* Task requirements *
Report, as a bare number, how many lines of the material below contain the word "Contains".

* Records to use *
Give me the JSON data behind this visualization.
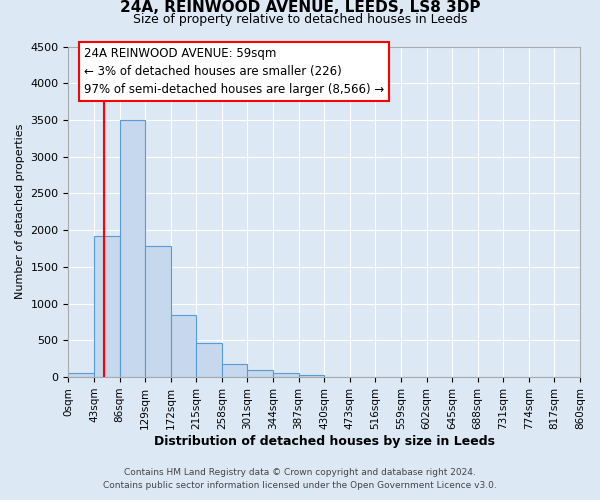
{
  "title": "24A, REINWOOD AVENUE, LEEDS, LS8 3DP",
  "subtitle": "Size of property relative to detached houses in Leeds",
  "xlabel": "Distribution of detached houses by size in Leeds",
  "ylabel": "Number of detached properties",
  "bar_values": [
    50,
    1920,
    3500,
    1780,
    850,
    460,
    175,
    95,
    50,
    30,
    0,
    0,
    0,
    0,
    0,
    0,
    0,
    0,
    0,
    0
  ],
  "bin_edges": [
    0,
    43,
    86,
    129,
    172,
    215,
    258,
    301,
    344,
    387,
    430,
    473,
    516,
    559,
    602,
    645,
    688,
    731,
    774,
    817,
    860
  ],
  "tick_labels": [
    "0sqm",
    "43sqm",
    "86sqm",
    "129sqm",
    "172sqm",
    "215sqm",
    "258sqm",
    "301sqm",
    "344sqm",
    "387sqm",
    "430sqm",
    "473sqm",
    "516sqm",
    "559sqm",
    "602sqm",
    "645sqm",
    "688sqm",
    "731sqm",
    "774sqm",
    "817sqm",
    "860sqm"
  ],
  "bar_color": "#c5d8ed",
  "bar_edge_color": "#5b9bd5",
  "bar_edge_width": 0.8,
  "red_line_x": 59,
  "annotation_line1": "24A REINWOOD AVENUE: 59sqm",
  "annotation_line2": "← 3% of detached houses are smaller (226)",
  "annotation_line3": "97% of semi-detached houses are larger (8,566) →",
  "ylim": [
    0,
    4500
  ],
  "yticks": [
    0,
    500,
    1000,
    1500,
    2000,
    2500,
    3000,
    3500,
    4000,
    4500
  ],
  "background_color": "#dce9f5",
  "grid_color": "#ffffff",
  "footer_line1": "Contains HM Land Registry data © Crown copyright and database right 2024.",
  "footer_line2": "Contains public sector information licensed under the Open Government Licence v3.0."
}
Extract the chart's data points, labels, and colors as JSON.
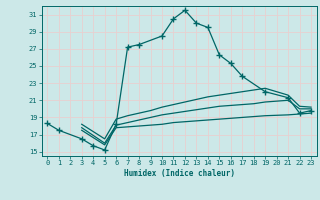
{
  "xlabel": "Humidex (Indice chaleur)",
  "bg_color": "#cce8e8",
  "grid_color": "#e8d0d0",
  "line_color": "#006666",
  "xlim": [
    -0.5,
    23.5
  ],
  "ylim": [
    14.5,
    32.0
  ],
  "yticks": [
    15,
    17,
    19,
    21,
    23,
    25,
    27,
    29,
    31
  ],
  "xticks": [
    0,
    1,
    2,
    3,
    4,
    5,
    6,
    7,
    8,
    9,
    10,
    11,
    12,
    13,
    14,
    15,
    16,
    17,
    18,
    19,
    20,
    21,
    22,
    23
  ],
  "main_x": [
    0,
    1,
    3,
    4,
    5,
    6,
    7,
    8,
    10,
    11,
    12,
    13,
    14,
    15,
    16,
    17,
    19,
    21,
    22,
    23
  ],
  "main_y": [
    18.3,
    17.5,
    16.5,
    15.7,
    15.2,
    18.2,
    27.2,
    27.5,
    28.5,
    30.5,
    31.5,
    30.0,
    29.5,
    26.3,
    25.3,
    23.8,
    22.0,
    21.3,
    19.5,
    19.8
  ],
  "t1_x": [
    3,
    5,
    6,
    7,
    8,
    9,
    10,
    11,
    12,
    13,
    14,
    15,
    16,
    17,
    18,
    19,
    21,
    22,
    23
  ],
  "t1_y": [
    17.5,
    15.8,
    17.8,
    17.9,
    18.0,
    18.1,
    18.2,
    18.4,
    18.5,
    18.6,
    18.7,
    18.8,
    18.9,
    19.0,
    19.1,
    19.2,
    19.3,
    19.4,
    19.5
  ],
  "t2_x": [
    3,
    5,
    6,
    7,
    8,
    9,
    10,
    11,
    12,
    13,
    14,
    15,
    16,
    17,
    18,
    19,
    21,
    22,
    23
  ],
  "t2_y": [
    17.8,
    16.0,
    18.1,
    18.4,
    18.7,
    19.0,
    19.3,
    19.5,
    19.7,
    19.9,
    20.1,
    20.3,
    20.4,
    20.5,
    20.6,
    20.8,
    21.0,
    20.0,
    20.0
  ],
  "t3_x": [
    3,
    5,
    6,
    7,
    8,
    9,
    10,
    11,
    12,
    13,
    14,
    15,
    16,
    17,
    18,
    19,
    21,
    22,
    23
  ],
  "t3_y": [
    18.2,
    16.5,
    18.8,
    19.2,
    19.5,
    19.8,
    20.2,
    20.5,
    20.8,
    21.1,
    21.4,
    21.6,
    21.8,
    22.0,
    22.2,
    22.4,
    21.6,
    20.3,
    20.2
  ]
}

* Completed task *
2